__Aim of the exercise__
Extract each line of the records below that contains the word "siehe".

_ _ _ _ _

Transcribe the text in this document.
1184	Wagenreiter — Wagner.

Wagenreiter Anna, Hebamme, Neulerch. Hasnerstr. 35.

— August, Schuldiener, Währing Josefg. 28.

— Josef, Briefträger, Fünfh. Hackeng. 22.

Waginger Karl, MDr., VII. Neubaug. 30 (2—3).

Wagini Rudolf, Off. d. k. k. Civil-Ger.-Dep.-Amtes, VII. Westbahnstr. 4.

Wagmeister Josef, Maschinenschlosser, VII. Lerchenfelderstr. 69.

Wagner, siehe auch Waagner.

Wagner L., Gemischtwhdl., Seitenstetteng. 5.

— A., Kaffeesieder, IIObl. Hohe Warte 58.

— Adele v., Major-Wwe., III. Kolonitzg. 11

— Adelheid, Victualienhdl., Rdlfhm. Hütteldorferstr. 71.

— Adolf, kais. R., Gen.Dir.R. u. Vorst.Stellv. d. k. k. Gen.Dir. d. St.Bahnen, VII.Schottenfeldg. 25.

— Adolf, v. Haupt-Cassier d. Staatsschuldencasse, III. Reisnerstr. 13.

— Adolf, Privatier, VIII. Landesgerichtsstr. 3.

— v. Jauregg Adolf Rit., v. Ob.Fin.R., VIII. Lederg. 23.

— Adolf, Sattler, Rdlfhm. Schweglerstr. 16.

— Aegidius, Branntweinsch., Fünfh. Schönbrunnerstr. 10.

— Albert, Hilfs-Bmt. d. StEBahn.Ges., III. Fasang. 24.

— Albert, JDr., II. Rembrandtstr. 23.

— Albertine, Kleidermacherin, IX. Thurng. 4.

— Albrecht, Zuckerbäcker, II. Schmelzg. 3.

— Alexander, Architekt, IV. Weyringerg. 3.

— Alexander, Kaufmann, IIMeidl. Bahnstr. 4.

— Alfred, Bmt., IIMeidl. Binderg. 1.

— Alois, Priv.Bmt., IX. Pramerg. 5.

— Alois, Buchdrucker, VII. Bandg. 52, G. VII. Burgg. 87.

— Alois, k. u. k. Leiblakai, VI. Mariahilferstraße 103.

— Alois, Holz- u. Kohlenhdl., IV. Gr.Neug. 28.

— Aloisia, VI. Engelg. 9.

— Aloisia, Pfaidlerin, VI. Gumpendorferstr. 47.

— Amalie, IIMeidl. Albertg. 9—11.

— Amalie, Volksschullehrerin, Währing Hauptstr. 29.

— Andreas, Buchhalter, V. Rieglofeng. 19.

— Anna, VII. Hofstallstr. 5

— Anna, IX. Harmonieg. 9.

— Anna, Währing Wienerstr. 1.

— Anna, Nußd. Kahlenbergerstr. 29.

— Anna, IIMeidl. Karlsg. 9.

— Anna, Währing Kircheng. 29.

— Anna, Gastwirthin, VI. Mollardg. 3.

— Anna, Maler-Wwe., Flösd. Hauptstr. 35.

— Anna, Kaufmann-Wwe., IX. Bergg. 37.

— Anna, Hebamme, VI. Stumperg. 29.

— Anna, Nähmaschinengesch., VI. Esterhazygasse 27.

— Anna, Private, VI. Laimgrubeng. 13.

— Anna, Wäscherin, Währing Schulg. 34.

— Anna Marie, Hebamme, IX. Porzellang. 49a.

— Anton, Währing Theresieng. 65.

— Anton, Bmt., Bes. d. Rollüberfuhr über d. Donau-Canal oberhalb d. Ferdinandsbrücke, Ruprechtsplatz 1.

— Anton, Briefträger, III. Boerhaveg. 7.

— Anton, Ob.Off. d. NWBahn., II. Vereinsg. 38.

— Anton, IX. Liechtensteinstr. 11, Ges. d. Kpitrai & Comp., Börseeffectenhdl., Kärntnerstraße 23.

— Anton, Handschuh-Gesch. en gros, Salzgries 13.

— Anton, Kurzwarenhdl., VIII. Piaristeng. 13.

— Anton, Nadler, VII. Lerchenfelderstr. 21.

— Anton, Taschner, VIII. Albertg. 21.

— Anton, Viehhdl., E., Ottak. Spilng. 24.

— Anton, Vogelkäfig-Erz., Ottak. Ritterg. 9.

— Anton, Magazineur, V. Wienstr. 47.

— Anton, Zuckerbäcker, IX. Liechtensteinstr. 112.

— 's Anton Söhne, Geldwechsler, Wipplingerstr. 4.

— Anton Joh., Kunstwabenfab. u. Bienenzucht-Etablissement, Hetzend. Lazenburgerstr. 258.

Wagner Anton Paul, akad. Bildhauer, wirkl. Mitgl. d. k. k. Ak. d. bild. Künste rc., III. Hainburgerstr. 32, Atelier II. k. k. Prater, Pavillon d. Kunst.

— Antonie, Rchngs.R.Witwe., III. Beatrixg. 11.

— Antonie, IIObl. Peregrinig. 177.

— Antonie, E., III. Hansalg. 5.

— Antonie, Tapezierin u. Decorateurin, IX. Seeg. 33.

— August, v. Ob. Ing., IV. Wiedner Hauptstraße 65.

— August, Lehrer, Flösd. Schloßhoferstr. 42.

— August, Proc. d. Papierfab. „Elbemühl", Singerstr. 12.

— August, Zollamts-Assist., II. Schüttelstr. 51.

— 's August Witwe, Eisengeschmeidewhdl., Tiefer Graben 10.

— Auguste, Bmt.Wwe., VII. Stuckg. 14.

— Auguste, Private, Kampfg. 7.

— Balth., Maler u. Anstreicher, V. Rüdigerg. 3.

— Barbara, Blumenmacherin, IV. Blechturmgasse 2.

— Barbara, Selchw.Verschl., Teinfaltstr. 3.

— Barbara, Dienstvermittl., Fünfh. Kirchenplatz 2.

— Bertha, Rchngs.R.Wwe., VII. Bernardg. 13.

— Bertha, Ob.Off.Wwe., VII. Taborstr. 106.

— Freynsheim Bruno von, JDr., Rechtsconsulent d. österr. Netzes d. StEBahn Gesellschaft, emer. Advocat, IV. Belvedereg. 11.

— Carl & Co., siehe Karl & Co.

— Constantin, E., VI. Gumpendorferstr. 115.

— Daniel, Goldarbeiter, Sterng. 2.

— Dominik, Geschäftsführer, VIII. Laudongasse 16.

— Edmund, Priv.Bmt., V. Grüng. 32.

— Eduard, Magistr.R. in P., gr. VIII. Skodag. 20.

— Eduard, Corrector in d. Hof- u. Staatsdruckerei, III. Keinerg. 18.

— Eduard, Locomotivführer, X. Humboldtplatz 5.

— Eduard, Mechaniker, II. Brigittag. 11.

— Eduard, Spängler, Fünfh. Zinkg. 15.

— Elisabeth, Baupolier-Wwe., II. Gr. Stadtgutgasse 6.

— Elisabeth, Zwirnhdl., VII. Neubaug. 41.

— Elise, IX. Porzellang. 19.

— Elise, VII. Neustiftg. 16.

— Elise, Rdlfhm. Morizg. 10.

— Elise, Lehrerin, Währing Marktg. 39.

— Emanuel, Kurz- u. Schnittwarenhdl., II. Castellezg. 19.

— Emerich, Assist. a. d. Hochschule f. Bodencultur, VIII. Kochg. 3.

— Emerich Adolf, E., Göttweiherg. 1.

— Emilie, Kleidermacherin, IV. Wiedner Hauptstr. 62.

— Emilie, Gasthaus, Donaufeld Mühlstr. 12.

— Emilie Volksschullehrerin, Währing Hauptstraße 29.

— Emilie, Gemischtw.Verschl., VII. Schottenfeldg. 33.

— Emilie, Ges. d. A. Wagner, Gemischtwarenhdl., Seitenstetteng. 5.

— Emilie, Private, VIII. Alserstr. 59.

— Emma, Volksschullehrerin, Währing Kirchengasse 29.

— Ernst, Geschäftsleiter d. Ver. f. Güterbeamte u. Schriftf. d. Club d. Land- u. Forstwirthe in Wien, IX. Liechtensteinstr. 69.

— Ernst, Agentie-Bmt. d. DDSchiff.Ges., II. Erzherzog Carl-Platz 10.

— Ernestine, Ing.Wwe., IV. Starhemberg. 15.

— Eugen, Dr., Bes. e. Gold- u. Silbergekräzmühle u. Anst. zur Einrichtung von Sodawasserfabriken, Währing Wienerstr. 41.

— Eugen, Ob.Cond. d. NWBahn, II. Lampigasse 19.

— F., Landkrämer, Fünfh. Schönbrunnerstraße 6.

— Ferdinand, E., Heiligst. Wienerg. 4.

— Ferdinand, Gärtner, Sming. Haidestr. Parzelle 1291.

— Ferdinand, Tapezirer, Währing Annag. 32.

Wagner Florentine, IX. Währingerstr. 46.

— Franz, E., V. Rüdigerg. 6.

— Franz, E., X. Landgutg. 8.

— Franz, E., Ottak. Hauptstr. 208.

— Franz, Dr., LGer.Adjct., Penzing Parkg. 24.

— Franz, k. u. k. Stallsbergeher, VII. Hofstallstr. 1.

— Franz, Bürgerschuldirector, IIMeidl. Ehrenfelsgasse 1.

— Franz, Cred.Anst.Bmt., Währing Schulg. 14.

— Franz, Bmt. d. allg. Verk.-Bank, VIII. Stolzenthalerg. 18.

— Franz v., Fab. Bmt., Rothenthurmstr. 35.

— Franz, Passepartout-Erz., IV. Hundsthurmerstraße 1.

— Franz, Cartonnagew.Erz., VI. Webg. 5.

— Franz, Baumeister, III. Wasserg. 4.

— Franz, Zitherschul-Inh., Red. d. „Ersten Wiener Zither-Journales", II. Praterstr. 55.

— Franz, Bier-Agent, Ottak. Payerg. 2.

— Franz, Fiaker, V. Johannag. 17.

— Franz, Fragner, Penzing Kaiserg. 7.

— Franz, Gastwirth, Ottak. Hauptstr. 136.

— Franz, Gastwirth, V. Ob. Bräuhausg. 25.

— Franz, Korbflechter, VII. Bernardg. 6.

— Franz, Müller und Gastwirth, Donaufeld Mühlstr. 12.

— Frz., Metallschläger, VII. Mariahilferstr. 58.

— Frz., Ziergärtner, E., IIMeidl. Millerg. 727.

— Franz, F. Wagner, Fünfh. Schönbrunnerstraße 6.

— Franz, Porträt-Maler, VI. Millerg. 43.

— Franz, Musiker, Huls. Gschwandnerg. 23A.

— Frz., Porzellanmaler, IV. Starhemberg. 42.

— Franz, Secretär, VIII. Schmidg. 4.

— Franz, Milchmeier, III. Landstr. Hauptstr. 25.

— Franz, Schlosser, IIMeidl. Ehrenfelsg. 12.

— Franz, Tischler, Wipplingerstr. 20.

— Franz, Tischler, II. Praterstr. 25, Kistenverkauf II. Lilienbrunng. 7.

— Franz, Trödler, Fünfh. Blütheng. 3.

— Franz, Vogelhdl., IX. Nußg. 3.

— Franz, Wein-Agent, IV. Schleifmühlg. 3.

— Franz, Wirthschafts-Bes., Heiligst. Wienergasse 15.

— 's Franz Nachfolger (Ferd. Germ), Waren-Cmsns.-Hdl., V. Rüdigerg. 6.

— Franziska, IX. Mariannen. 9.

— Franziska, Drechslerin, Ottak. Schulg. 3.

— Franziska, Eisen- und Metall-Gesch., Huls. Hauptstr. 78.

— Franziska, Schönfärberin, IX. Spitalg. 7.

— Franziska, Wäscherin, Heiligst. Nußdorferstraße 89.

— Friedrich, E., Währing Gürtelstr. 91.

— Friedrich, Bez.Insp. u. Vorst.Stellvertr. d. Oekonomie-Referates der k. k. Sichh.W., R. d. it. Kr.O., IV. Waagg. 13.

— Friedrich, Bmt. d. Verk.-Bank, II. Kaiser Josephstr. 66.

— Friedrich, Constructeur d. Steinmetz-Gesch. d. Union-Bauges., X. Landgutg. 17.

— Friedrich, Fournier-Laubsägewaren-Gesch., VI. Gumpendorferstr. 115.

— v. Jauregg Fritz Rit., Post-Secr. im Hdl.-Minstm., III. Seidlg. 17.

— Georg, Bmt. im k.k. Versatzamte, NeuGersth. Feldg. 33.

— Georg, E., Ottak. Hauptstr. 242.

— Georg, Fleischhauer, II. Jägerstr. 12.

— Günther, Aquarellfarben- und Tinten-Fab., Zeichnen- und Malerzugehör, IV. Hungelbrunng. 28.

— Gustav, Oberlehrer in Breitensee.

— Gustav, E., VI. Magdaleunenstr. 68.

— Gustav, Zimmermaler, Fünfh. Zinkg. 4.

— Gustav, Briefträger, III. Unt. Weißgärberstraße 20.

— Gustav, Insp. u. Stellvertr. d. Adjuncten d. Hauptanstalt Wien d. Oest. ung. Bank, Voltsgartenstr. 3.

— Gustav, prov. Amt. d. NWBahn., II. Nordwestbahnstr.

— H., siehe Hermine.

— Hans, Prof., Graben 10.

_ _ _ _ _

__Response below__
Wagner, siehe auch Waagner.
— Carl & Co., siehe Karl & Co.
— H., siehe Hermine.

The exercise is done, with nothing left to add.